STATED PROBLEM -
Write out the whole listing again, exactly as given.

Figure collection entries
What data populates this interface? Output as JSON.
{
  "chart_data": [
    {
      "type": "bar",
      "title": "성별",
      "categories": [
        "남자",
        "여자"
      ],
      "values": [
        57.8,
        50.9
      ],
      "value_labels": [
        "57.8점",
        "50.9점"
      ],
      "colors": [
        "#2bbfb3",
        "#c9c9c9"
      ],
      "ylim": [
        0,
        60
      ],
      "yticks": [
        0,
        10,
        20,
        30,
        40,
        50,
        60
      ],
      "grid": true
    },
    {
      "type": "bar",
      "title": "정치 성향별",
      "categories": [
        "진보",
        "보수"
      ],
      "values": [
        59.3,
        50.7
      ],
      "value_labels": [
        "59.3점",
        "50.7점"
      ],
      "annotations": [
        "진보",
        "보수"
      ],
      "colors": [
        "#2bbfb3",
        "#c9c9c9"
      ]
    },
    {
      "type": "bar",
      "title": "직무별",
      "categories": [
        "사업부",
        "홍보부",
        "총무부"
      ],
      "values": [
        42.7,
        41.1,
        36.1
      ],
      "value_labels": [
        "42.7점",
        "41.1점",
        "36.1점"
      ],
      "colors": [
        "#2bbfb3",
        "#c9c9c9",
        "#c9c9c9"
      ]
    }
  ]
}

SOLUTION FOR THIS EXERCISE -
What data populates this interface? Output as JSON.
{
  "chart_data": [
    {
      "type": "bar",
      "title": "성별",
      "categories": [
        "남자",
        "여자"
      ],
      "values": [
        57.8,
        50.9
      ],
      "value_labels": [
        "57.8점",
        "50.9점"
      ],
      "colors": [
        "#2bbfb3",
        "#c9c9c9"
      ],
      "ylim": [
        0,
        60
      ],
      "yticks": [
        0,
        10,
        20,
        30,
        40,
        50,
        60
      ],
      "grid": true
    },
    {
      "type": "bar",
      "title": "정치 성향별",
      "categories": [
        "진보",
        "보수"
      ],
      "values": [
        59.3,
        50.7
      ],
      "value_labels": [
        "59.3점",
        "50.7점"
      ],
      "annotations": [
        "진보",
        "보수"
      ],
      "colors": [
        "#2bbfb3",
        "#c9c9c9"
      ]
    },
    {
      "type": "bar",
      "title": "직무별",
      "categories": [
        "사업부",
        "홍보부",
        "총무부"
      ],
      "values": [
        42.7,
        41.1,
        36.1
      ],
      "value_labels": [
        "42.7점",
        "41.1점",
        "36.1점"
      ],
      "colors": [
        "#2bbfb3",
        "#c9c9c9",
        "#c9c9c9"
      ]
    }
  ]
}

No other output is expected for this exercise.